------ Exercise inputs

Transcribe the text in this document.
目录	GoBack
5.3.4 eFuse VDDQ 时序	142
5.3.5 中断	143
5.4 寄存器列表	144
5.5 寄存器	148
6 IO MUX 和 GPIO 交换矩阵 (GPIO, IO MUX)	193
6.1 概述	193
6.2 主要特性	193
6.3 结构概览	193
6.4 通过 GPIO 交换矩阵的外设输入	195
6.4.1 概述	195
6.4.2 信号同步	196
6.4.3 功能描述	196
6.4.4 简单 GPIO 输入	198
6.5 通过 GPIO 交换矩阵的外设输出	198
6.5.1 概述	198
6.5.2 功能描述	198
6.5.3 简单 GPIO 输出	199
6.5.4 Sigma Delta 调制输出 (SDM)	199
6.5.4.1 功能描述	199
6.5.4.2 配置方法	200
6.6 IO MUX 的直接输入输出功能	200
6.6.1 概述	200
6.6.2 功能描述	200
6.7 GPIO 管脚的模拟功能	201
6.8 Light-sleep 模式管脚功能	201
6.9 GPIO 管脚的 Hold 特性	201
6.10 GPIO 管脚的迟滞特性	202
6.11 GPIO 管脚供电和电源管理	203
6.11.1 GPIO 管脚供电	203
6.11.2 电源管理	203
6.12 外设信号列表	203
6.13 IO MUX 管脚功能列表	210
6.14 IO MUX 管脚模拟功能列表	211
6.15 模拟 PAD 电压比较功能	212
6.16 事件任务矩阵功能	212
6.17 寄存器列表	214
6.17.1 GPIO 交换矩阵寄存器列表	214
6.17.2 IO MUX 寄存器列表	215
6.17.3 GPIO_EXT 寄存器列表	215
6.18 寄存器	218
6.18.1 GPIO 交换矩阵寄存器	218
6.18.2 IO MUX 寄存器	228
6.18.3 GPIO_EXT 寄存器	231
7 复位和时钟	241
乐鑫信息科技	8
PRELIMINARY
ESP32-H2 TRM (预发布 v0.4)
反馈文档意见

------------

■ **Your objective**: Every record above must be duplicated exactly.

■ **Full solution**:
Transcribe the text in this document.
目录	GoBack
5.3.4 eFuse VDDQ 时序	142
5.3.5 中断	143
5.4 寄存器列表	144
5.5 寄存器	148
6 IO MUX 和 GPIO 交换矩阵 (GPIO, IO MUX)	193
6.1 概述	193
6.2 主要特性	193
6.3 结构概览	193
6.4 通过 GPIO 交换矩阵的外设输入	195
6.4.1 概述	195
6.4.2 信号同步	196
6.4.3 功能描述	196
6.4.4 简单 GPIO 输入	198
6.5 通过 GPIO 交换矩阵的外设输出	198
6.5.1 概述	198
6.5.2 功能描述	198
6.5.3 简单 GPIO 输出	199
6.5.4 Sigma Delta 调制输出 (SDM)	199
6.5.4.1 功能描述	199
6.5.4.2 配置方法	200
6.6 IO MUX 的直接输入输出功能	200
6.6.1 概述	200
6.6.2 功能描述	200
6.7 GPIO 管脚的模拟功能	201
6.8 Light-sleep 模式管脚功能	201
6.9 GPIO 管脚的 Hold 特性	201
6.10 GPIO 管脚的迟滞特性	202
6.11 GPIO 管脚供电和电源管理	203
6.11.1 GPIO 管脚供电	203
6.11.2 电源管理	203
6.12 外设信号列表	203
6.13 IO MUX 管脚功能列表	210
6.14 IO MUX 管脚模拟功能列表	211
6.15 模拟 PAD 电压比较功能	212
6.16 事件任务矩阵功能	212
6.17 寄存器列表	214
6.17.1 GPIO 交换矩阵寄存器列表	214
6.17.2 IO MUX 寄存器列表	215
6.17.3 GPIO_EXT 寄存器列表	215
6.18 寄存器	218
6.18.1 GPIO 交换矩阵寄存器	218
6.18.2 IO MUX 寄存器	228
6.18.3 GPIO_EXT 寄存器	231
7 复位和时钟	241
乐鑫信息科技	8
PRELIMINARY
ESP32-H2 TRM (预发布 v0.4)
反馈文档意见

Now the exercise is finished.